● INSTRUCTIONS TO FOLLOW
Every entry below must appear again, exactly as written.

● PROVIDED DATA
━━━━━━━━━━━━━━━━━━━━━━━━━━━━━━
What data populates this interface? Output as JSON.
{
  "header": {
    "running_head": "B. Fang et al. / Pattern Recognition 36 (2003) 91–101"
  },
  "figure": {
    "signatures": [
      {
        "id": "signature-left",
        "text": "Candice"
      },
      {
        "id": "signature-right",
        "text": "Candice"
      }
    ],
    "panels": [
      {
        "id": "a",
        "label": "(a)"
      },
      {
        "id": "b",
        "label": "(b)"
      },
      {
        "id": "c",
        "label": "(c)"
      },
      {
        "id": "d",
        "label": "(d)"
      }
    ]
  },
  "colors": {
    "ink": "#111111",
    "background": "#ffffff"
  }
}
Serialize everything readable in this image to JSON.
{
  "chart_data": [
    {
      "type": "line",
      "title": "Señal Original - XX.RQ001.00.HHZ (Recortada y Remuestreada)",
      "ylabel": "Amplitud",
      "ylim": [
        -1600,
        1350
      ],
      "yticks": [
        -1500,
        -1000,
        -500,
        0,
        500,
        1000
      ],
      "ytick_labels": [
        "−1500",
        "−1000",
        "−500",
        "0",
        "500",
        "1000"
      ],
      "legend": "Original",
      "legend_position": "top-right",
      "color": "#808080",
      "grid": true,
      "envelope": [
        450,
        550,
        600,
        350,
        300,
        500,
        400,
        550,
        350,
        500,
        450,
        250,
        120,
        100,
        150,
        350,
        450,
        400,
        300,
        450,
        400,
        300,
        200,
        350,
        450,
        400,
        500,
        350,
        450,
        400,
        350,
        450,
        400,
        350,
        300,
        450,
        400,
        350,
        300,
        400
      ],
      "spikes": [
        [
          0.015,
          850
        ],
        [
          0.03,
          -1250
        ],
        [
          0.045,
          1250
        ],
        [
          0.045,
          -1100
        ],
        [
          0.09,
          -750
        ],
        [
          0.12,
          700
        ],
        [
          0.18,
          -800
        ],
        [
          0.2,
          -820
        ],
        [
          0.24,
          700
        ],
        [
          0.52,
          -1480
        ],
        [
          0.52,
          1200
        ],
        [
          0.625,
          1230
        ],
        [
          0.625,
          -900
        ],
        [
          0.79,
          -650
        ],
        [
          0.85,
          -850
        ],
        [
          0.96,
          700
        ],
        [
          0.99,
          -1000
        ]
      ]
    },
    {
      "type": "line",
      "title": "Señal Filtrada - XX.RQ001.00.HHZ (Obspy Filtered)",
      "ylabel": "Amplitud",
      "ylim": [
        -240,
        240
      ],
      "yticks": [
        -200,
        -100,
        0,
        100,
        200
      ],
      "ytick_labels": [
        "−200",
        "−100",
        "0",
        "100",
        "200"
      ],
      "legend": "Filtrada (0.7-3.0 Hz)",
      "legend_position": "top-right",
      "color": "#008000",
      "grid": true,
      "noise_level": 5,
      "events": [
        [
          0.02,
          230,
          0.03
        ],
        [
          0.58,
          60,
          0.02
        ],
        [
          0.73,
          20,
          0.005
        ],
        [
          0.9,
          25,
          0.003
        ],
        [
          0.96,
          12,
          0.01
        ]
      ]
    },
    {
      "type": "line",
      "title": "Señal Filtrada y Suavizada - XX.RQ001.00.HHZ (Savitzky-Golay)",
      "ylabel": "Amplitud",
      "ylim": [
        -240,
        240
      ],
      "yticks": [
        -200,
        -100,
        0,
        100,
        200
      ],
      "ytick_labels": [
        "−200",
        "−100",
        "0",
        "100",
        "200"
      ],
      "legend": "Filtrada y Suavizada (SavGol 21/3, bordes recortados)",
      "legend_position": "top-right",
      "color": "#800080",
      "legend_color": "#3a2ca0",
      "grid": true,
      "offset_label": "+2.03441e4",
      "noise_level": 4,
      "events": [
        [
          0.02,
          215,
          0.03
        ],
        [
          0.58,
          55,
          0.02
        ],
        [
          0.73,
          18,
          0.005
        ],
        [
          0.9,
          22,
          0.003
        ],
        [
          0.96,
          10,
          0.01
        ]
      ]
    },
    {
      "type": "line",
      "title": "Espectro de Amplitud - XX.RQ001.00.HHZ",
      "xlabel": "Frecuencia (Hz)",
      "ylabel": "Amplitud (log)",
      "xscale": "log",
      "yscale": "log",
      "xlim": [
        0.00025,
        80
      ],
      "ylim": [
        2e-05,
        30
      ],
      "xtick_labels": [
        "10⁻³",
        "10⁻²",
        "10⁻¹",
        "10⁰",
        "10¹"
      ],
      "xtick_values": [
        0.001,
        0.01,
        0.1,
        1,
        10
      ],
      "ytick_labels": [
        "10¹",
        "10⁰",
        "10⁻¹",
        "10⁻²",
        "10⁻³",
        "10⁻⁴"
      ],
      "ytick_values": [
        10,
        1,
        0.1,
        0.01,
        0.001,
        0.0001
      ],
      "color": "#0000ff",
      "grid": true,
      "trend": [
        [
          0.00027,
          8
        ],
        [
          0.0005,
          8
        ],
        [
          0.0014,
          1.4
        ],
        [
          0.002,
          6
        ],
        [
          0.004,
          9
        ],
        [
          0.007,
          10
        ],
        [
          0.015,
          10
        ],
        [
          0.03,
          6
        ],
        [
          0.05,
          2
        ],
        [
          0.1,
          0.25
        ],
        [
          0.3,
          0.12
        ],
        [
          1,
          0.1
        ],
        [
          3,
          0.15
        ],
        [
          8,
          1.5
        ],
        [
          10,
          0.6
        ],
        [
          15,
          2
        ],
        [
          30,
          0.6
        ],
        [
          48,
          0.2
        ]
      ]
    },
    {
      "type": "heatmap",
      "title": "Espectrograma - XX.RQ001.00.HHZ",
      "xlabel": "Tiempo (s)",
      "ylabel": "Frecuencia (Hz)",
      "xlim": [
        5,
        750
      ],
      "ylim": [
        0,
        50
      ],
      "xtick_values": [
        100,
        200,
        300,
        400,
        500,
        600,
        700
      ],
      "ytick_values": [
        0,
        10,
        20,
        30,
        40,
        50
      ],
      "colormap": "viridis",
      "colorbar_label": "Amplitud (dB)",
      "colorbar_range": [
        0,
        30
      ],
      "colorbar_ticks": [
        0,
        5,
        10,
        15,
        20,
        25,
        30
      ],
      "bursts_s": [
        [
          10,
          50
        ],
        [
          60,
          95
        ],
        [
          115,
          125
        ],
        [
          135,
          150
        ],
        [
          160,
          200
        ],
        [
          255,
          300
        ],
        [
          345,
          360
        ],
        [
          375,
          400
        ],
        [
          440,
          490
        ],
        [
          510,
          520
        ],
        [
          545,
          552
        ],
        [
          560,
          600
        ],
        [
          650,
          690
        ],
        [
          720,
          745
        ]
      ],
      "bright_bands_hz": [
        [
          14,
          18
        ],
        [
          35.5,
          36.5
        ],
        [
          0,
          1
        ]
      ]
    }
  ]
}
━━━━━━━━━━━━━━━━━━━━━━━━━━━━━━
● EXERCISE OUTPUT
What data populates this interface? Output as JSON.
{
  "header": {
    "running_head": "B. Fang et al. / Pattern Recognition 36 (2003) 91–101"
  },
  "figure": {
    "signatures": [
      {
        "id": "signature-left",
        "text": "Candice"
      },
      {
        "id": "signature-right",
        "text": "Candice"
      }
    ],
    "panels": [
      {
        "id": "a",
        "label": "(a)"
      },
      {
        "id": "b",
        "label": "(b)"
      },
      {
        "id": "c",
        "label": "(c)"
      },
      {
        "id": "d",
        "label": "(d)"
      }
    ]
  },
  "colors": {
    "ink": "#111111",
    "background": "#ffffff"
  }
}
Serialize everything readable in this image to JSON.
{
  "chart_data": [
    {
      "type": "line",
      "title": "Señal Original - XX.RQ001.00.HHZ (Recortada y Remuestreada)",
      "ylabel": "Amplitud",
      "ylim": [
        -1600,
        1350
      ],
      "yticks": [
        -1500,
        -1000,
        -500,
        0,
        500,
        1000
      ],
      "ytick_labels": [
        "−1500",
        "−1000",
        "−500",
        "0",
        "500",
        "1000"
      ],
      "legend": "Original",
      "legend_position": "top-right",
      "color": "#808080",
      "grid": true,
      "envelope": [
        450,
        550,
        600,
        350,
        300,
        500,
        400,
        550,
        350,
        500,
        450,
        250,
        120,
        100,
        150,
        350,
        450,
        400,
        300,
        450,
        400,
        300,
        200,
        350,
        450,
        400,
        500,
        350,
        450,
        400,
        350,
        450,
        400,
        350,
        300,
        450,
        400,
        350,
        300,
        400
      ],
      "spikes": [
        [
          0.015,
          850
        ],
        [
          0.03,
          -1250
        ],
        [
          0.045,
          1250
        ],
        [
          0.045,
          -1100
        ],
        [
          0.09,
          -750
        ],
        [
          0.12,
          700
        ],
        [
          0.18,
          -800
        ],
        [
          0.2,
          -820
        ],
        [
          0.24,
          700
        ],
        [
          0.52,
          -1480
        ],
        [
          0.52,
          1200
        ],
        [
          0.625,
          1230
        ],
        [
          0.625,
          -900
        ],
        [
          0.79,
          -650
        ],
        [
          0.85,
          -850
        ],
        [
          0.96,
          700
        ],
        [
          0.99,
          -1000
        ]
      ]
    },
    {
      "type": "line",
      "title": "Señal Filtrada - XX.RQ001.00.HHZ (Obspy Filtered)",
      "ylabel": "Amplitud",
      "ylim": [
        -240,
        240
      ],
      "yticks": [
        -200,
        -100,
        0,
        100,
        200
      ],
      "ytick_labels": [
        "−200",
        "−100",
        "0",
        "100",
        "200"
      ],
      "legend": "Filtrada (0.7-3.0 Hz)",
      "legend_position": "top-right",
      "color": "#008000",
      "grid": true,
      "noise_level": 5,
      "events": [
        [
          0.02,
          230,
          0.03
        ],
        [
          0.58,
          60,
          0.02
        ],
        [
          0.73,
          20,
          0.005
        ],
        [
          0.9,
          25,
          0.003
        ],
        [
          0.96,
          12,
          0.01
        ]
      ]
    },
    {
      "type": "line",
      "title": "Señal Filtrada y Suavizada - XX.RQ001.00.HHZ (Savitzky-Golay)",
      "ylabel": "Amplitud",
      "ylim": [
        -240,
        240
      ],
      "yticks": [
        -200,
        -100,
        0,
        100,
        200
      ],
      "ytick_labels": [
        "−200",
        "−100",
        "0",
        "100",
        "200"
      ],
      "legend": "Filtrada y Suavizada (SavGol 21/3, bordes recortados)",
      "legend_position": "top-right",
      "color": "#800080",
      "legend_color": "#3a2ca0",
      "grid": true,
      "offset_label": "+2.03441e4",
      "noise_level": 4,
      "events": [
        [
          0.02,
          215,
          0.03
        ],
        [
          0.58,
          55,
          0.02
        ],
        [
          0.73,
          18,
          0.005
        ],
        [
          0.9,
          22,
          0.003
        ],
        [
          0.96,
          10,
          0.01
        ]
      ]
    },
    {
      "type": "line",
      "title": "Espectro de Amplitud - XX.RQ001.00.HHZ",
      "xlabel": "Frecuencia (Hz)",
      "ylabel": "Amplitud (log)",
      "xscale": "log",
      "yscale": "log",
      "xlim": [
        0.00025,
        80
      ],
      "ylim": [
        2e-05,
        30
      ],
      "xtick_labels": [
        "10⁻³",
        "10⁻²",
        "10⁻¹",
        "10⁰",
        "10¹"
      ],
      "xtick_values": [
        0.001,
        0.01,
        0.1,
        1,
        10
      ],
      "ytick_labels": [
        "10¹",
        "10⁰",
        "10⁻¹",
        "10⁻²",
        "10⁻³",
        "10⁻⁴"
      ],
      "ytick_values": [
        10,
        1,
        0.1,
        0.01,
        0.001,
        0.0001
      ],
      "color": "#0000ff",
      "grid": true,
      "trend": [
        [
          0.00027,
          8
        ],
        [
          0.0005,
          8
        ],
        [
          0.0014,
          1.4
        ],
        [
          0.002,
          6
        ],
        [
          0.004,
          9
        ],
        [
          0.007,
          10
        ],
        [
          0.015,
          10
        ],
        [
          0.03,
          6
        ],
        [
          0.05,
          2
        ],
        [
          0.1,
          0.25
        ],
        [
          0.3,
          0.12
        ],
        [
          1,
          0.1
        ],
        [
          3,
          0.15
        ],
        [
          8,
          1.5
        ],
        [
          10,
          0.6
        ],
        [
          15,
          2
        ],
        [
          30,
          0.6
        ],
        [
          48,
          0.2
        ]
      ]
    },
    {
      "type": "heatmap",
      "title": "Espectrograma - XX.RQ001.00.HHZ",
      "xlabel": "Tiempo (s)",
      "ylabel": "Frecuencia (Hz)",
      "xlim": [
        5,
        750
      ],
      "ylim": [
        0,
        50
      ],
      "xtick_values": [
        100,
        200,
        300,
        400,
        500,
        600,
        700
      ],
      "ytick_values": [
        0,
        10,
        20,
        30,
        40,
        50
      ],
      "colormap": "viridis",
      "colorbar_label": "Amplitud (dB)",
      "colorbar_range": [
        0,
        30
      ],
      "colorbar_ticks": [
        0,
        5,
        10,
        15,
        20,
        25,
        30
      ],
      "bursts_s": [
        [
          10,
          50
        ],
        [
          60,
          95
        ],
        [
          115,
          125
        ],
        [
          135,
          150
        ],
        [
          160,
          200
        ],
        [
          255,
          300
        ],
        [
          345,
          360
        ],
        [
          375,
          400
        ],
        [
          440,
          490
        ],
        [
          510,
          520
        ],
        [
          545,
          552
        ],
        [
          560,
          600
        ],
        [
          650,
          690
        ],
        [
          720,
          745
        ]
      ],
      "bright_bands_hz": [
        [
          14,
          18
        ],
        [
          35.5,
          36.5
        ],
        [
          0,
          1
        ]
      ]
    }
  ]
}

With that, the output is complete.